-- Data for this exercise start --

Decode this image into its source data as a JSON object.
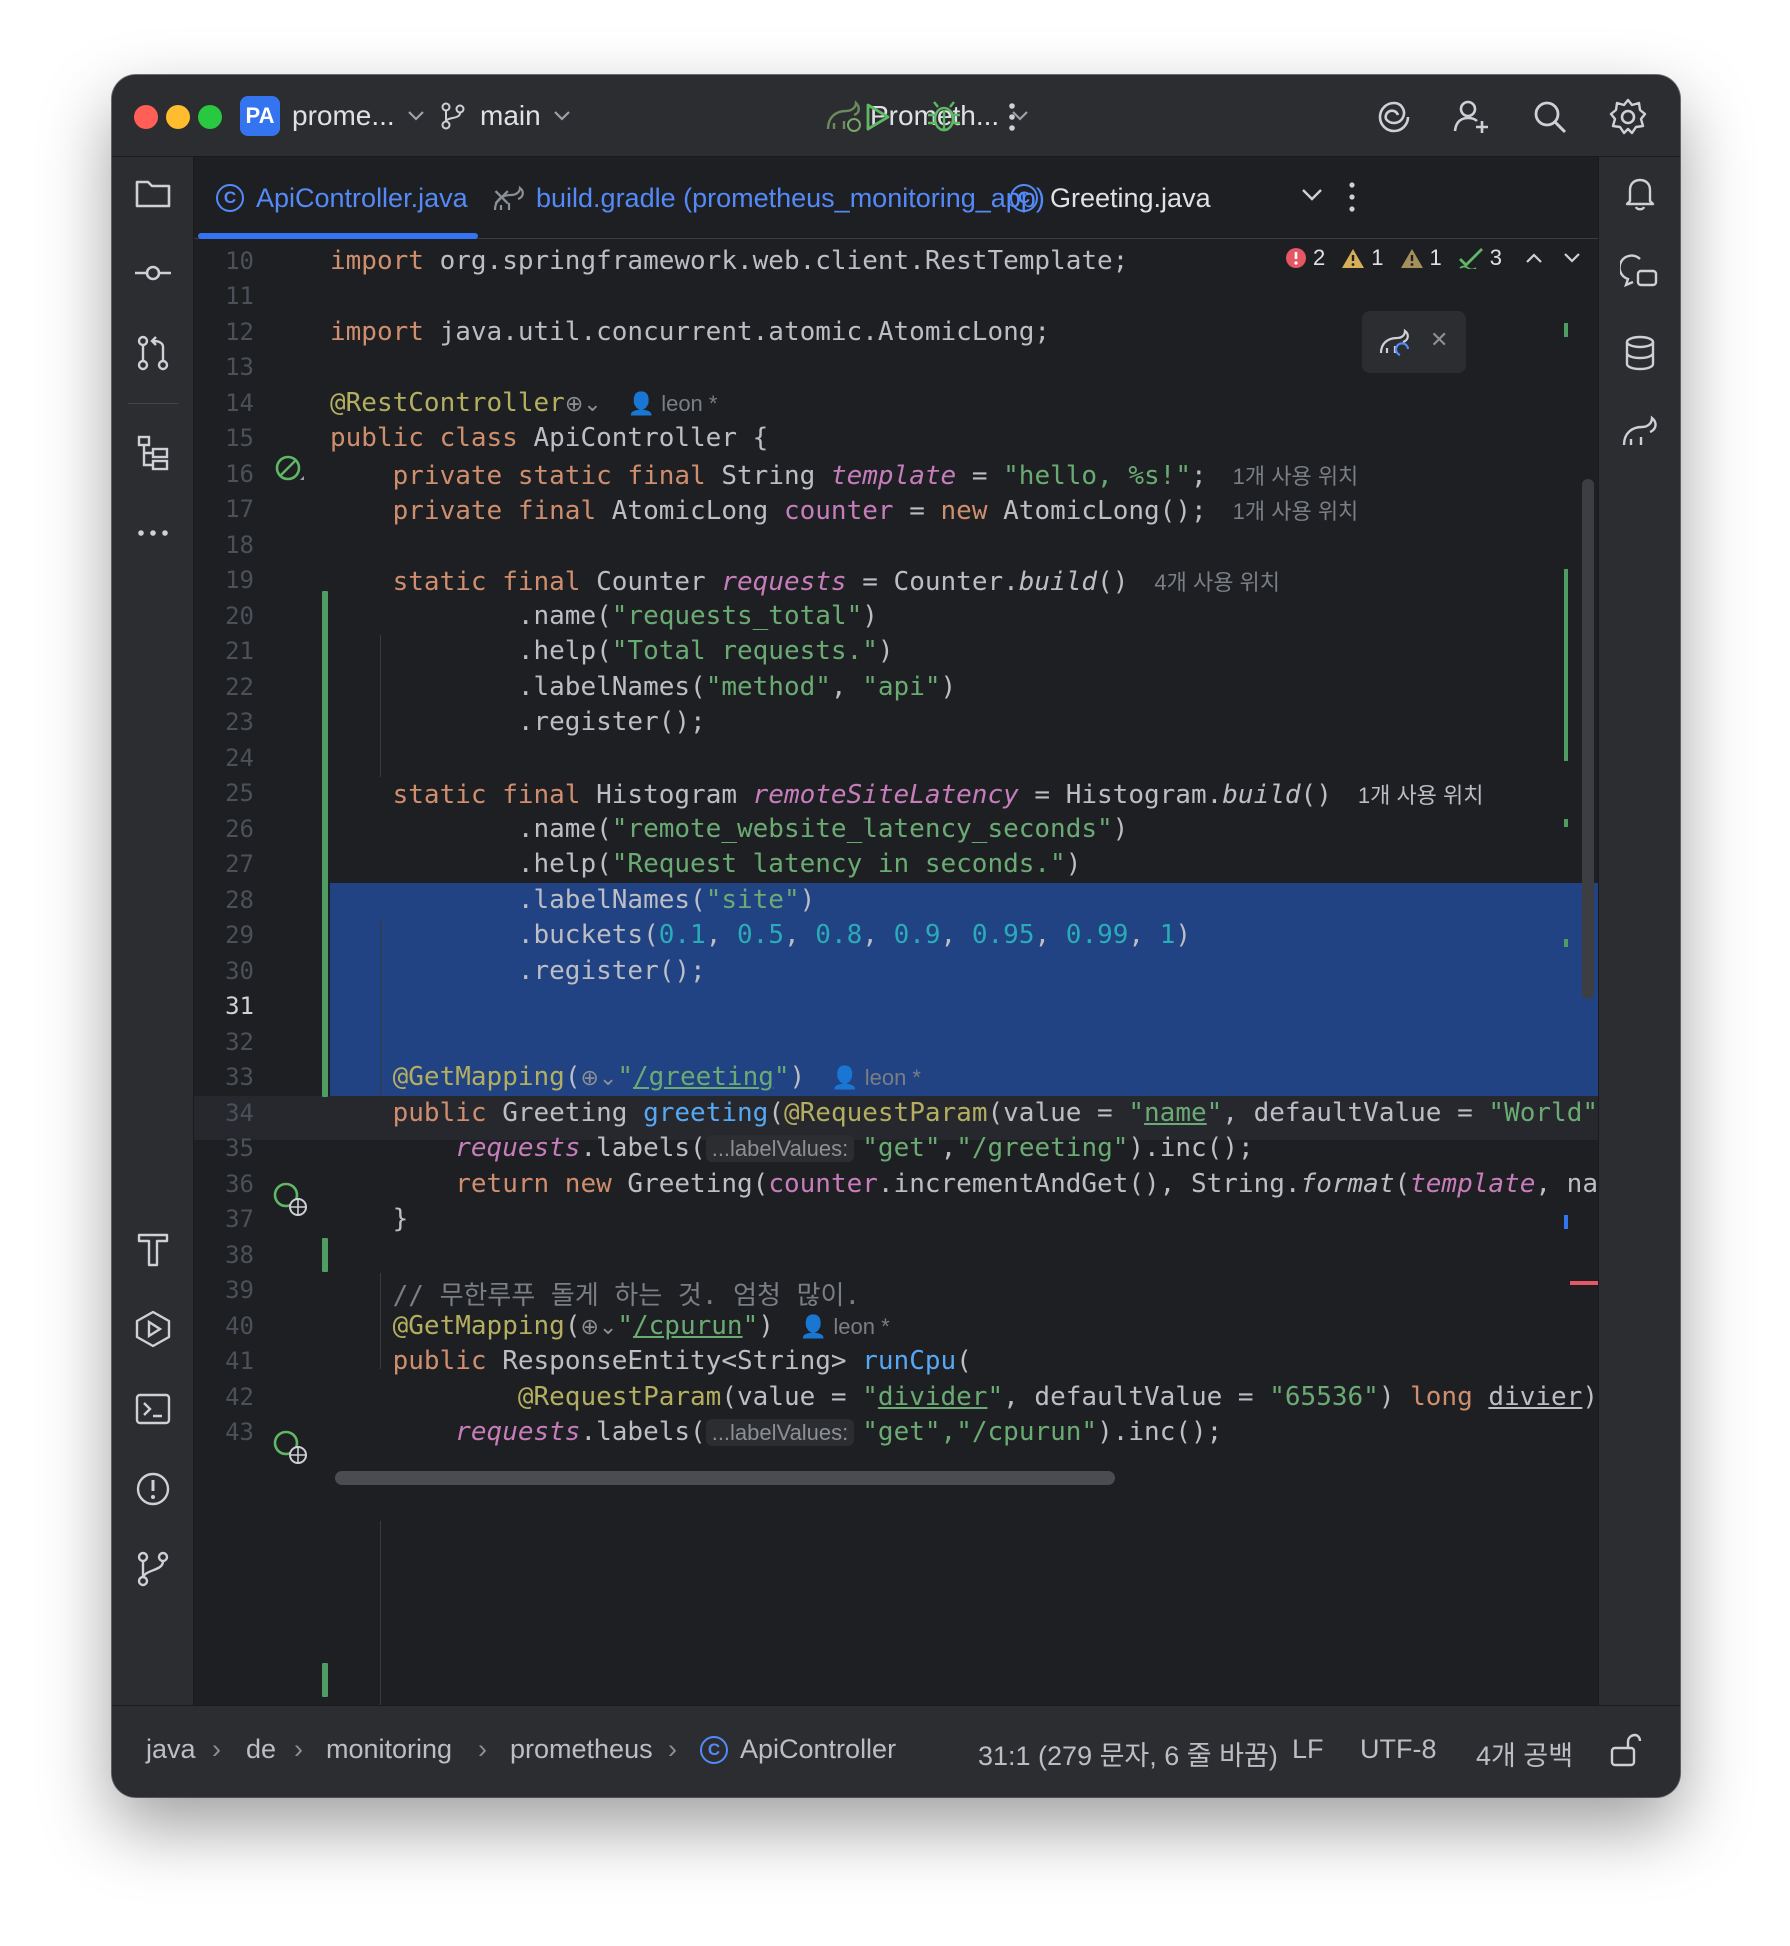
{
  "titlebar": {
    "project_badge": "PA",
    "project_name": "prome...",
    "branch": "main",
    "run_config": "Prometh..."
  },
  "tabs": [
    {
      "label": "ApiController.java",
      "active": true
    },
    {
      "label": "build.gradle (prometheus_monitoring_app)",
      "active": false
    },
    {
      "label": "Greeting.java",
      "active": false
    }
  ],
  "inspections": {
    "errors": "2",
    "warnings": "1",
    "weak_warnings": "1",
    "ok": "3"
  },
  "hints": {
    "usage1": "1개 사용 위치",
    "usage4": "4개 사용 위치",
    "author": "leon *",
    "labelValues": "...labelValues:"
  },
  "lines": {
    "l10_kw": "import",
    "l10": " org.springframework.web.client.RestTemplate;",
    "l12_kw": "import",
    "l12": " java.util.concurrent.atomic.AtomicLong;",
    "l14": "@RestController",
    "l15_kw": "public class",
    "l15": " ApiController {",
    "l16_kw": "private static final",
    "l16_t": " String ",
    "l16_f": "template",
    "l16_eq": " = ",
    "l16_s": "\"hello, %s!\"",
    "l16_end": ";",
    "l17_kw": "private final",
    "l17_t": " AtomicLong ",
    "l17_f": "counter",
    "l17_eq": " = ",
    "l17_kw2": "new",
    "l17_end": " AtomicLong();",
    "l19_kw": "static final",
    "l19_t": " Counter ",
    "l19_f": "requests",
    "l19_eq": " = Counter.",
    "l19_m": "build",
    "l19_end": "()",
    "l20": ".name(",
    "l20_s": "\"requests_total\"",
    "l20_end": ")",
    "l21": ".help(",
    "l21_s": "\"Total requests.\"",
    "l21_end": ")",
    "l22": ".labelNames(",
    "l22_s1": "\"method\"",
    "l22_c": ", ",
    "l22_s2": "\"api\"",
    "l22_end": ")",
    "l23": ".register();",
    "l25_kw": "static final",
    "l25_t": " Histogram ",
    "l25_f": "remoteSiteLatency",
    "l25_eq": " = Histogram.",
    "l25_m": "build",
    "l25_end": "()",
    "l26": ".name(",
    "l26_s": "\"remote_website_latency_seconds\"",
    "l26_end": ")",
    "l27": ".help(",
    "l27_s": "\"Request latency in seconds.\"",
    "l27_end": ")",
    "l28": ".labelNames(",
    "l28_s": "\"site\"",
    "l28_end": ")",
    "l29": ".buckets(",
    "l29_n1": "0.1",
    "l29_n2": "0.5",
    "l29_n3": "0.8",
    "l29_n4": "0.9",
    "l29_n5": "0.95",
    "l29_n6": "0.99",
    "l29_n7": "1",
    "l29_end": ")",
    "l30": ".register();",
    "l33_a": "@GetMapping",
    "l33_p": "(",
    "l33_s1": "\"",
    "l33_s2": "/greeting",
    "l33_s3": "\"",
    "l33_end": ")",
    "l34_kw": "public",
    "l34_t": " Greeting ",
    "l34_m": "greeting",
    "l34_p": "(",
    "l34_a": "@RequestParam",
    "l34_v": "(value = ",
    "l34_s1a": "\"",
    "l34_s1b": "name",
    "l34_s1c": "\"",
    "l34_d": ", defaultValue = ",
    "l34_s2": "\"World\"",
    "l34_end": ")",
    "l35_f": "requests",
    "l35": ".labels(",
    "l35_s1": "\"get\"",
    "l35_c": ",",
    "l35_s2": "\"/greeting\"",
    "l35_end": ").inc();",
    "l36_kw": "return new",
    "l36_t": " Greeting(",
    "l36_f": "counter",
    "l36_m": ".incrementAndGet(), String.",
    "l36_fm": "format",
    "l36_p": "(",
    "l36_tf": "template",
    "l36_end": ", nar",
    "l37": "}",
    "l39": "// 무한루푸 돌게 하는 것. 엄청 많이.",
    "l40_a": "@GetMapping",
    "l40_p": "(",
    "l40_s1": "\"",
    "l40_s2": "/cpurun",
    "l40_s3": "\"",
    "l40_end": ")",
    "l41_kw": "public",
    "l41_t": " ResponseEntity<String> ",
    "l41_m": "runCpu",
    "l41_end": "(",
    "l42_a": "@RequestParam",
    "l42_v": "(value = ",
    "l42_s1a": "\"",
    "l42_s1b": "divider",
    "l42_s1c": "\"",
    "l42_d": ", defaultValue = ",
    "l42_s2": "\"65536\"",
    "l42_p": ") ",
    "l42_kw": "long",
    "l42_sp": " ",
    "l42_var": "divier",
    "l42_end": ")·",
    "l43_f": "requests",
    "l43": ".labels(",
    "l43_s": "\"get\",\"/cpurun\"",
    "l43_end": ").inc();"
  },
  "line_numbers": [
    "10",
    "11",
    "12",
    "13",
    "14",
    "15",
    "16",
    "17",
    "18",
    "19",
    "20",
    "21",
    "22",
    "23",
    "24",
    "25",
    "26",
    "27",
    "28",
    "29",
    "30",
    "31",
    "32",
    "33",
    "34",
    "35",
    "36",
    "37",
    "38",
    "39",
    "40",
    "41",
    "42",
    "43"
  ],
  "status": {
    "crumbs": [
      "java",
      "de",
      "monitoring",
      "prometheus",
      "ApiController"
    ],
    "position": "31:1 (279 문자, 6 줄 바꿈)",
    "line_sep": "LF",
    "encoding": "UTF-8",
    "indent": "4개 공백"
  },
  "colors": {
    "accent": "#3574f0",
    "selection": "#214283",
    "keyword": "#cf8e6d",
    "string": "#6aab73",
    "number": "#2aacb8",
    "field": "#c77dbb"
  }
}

-- Data for this exercise end --

Output an exact copy of the material, with the pictures removed.

- [Exercise response]
Decode this image into its source data as a JSON object.
{
  "titlebar": {
    "project_badge": "PA",
    "project_name": "prome...",
    "branch": "main",
    "run_config": "Prometh..."
  },
  "tabs": [
    {
      "label": "ApiController.java",
      "active": true
    },
    {
      "label": "build.gradle (prometheus_monitoring_app)",
      "active": false
    },
    {
      "label": "Greeting.java",
      "active": false
    }
  ],
  "inspections": {
    "errors": "2",
    "warnings": "1",
    "weak_warnings": "1",
    "ok": "3"
  },
  "hints": {
    "usage1": "1개 사용 위치",
    "usage4": "4개 사용 위치",
    "author": "leon *",
    "labelValues": "...labelValues:"
  },
  "lines": {
    "l10_kw": "import",
    "l10": " org.springframework.web.client.RestTemplate;",
    "l12_kw": "import",
    "l12": " java.util.concurrent.atomic.AtomicLong;",
    "l14": "@RestController",
    "l15_kw": "public class",
    "l15": " ApiController {",
    "l16_kw": "private static final",
    "l16_t": " String ",
    "l16_f": "template",
    "l16_eq": " = ",
    "l16_s": "\"hello, %s!\"",
    "l16_end": ";",
    "l17_kw": "private final",
    "l17_t": " AtomicLong ",
    "l17_f": "counter",
    "l17_eq": " = ",
    "l17_kw2": "new",
    "l17_end": " AtomicLong();",
    "l19_kw": "static final",
    "l19_t": " Counter ",
    "l19_f": "requests",
    "l19_eq": " = Counter.",
    "l19_m": "build",
    "l19_end": "()",
    "l20": ".name(",
    "l20_s": "\"requests_total\"",
    "l20_end": ")",
    "l21": ".help(",
    "l21_s": "\"Total requests.\"",
    "l21_end": ")",
    "l22": ".labelNames(",
    "l22_s1": "\"method\"",
    "l22_c": ", ",
    "l22_s2": "\"api\"",
    "l22_end": ")",
    "l23": ".register();",
    "l25_kw": "static final",
    "l25_t": " Histogram ",
    "l25_f": "remoteSiteLatency",
    "l25_eq": " = Histogram.",
    "l25_m": "build",
    "l25_end": "()",
    "l26": ".name(",
    "l26_s": "\"remote_website_latency_seconds\"",
    "l26_end": ")",
    "l27": ".help(",
    "l27_s": "\"Request latency in seconds.\"",
    "l27_end": ")",
    "l28": ".labelNames(",
    "l28_s": "\"site\"",
    "l28_end": ")",
    "l29": ".buckets(",
    "l29_n1": "0.1",
    "l29_n2": "0.5",
    "l29_n3": "0.8",
    "l29_n4": "0.9",
    "l29_n5": "0.95",
    "l29_n6": "0.99",
    "l29_n7": "1",
    "l29_end": ")",
    "l30": ".register();",
    "l33_a": "@GetMapping",
    "l33_p": "(",
    "l33_s1": "\"",
    "l33_s2": "/greeting",
    "l33_s3": "\"",
    "l33_end": ")",
    "l34_kw": "public",
    "l34_t": " Greeting ",
    "l34_m": "greeting",
    "l34_p": "(",
    "l34_a": "@RequestParam",
    "l34_v": "(value = ",
    "l34_s1a": "\"",
    "l34_s1b": "name",
    "l34_s1c": "\"",
    "l34_d": ", defaultValue = ",
    "l34_s2": "\"World\"",
    "l34_end": ")",
    "l35_f": "requests",
    "l35": ".labels(",
    "l35_s1": "\"get\"",
    "l35_c": ",",
    "l35_s2": "\"/greeting\"",
    "l35_end": ").inc();",
    "l36_kw": "return new",
    "l36_t": " Greeting(",
    "l36_f": "counter",
    "l36_m": ".incrementAndGet(), String.",
    "l36_fm": "format",
    "l36_p": "(",
    "l36_tf": "template",
    "l36_end": ", nar",
    "l37": "}",
    "l39": "// 무한루푸 돌게 하는 것. 엄청 많이.",
    "l40_a": "@GetMapping",
    "l40_p": "(",
    "l40_s1": "\"",
    "l40_s2": "/cpurun",
    "l40_s3": "\"",
    "l40_end": ")",
    "l41_kw": "public",
    "l41_t": " ResponseEntity<String> ",
    "l41_m": "runCpu",
    "l41_end": "(",
    "l42_a": "@RequestParam",
    "l42_v": "(value = ",
    "l42_s1a": "\"",
    "l42_s1b": "divider",
    "l42_s1c": "\"",
    "l42_d": ", defaultValue = ",
    "l42_s2": "\"65536\"",
    "l42_p": ") ",
    "l42_kw": "long",
    "l42_sp": " ",
    "l42_var": "divier",
    "l42_end": ")·",
    "l43_f": "requests",
    "l43": ".labels(",
    "l43_s": "\"get\",\"/cpurun\"",
    "l43_end": ").inc();"
  },
  "line_numbers": [
    "10",
    "11",
    "12",
    "13",
    "14",
    "15",
    "16",
    "17",
    "18",
    "19",
    "20",
    "21",
    "22",
    "23",
    "24",
    "25",
    "26",
    "27",
    "28",
    "29",
    "30",
    "31",
    "32",
    "33",
    "34",
    "35",
    "36",
    "37",
    "38",
    "39",
    "40",
    "41",
    "42",
    "43"
  ],
  "status": {
    "crumbs": [
      "java",
      "de",
      "monitoring",
      "prometheus",
      "ApiController"
    ],
    "position": "31:1 (279 문자, 6 줄 바꿈)",
    "line_sep": "LF",
    "encoding": "UTF-8",
    "indent": "4개 공백"
  },
  "colors": {
    "accent": "#3574f0",
    "selection": "#214283",
    "keyword": "#cf8e6d",
    "string": "#6aab73",
    "number": "#2aacb8",
    "field": "#c77dbb"
  }
}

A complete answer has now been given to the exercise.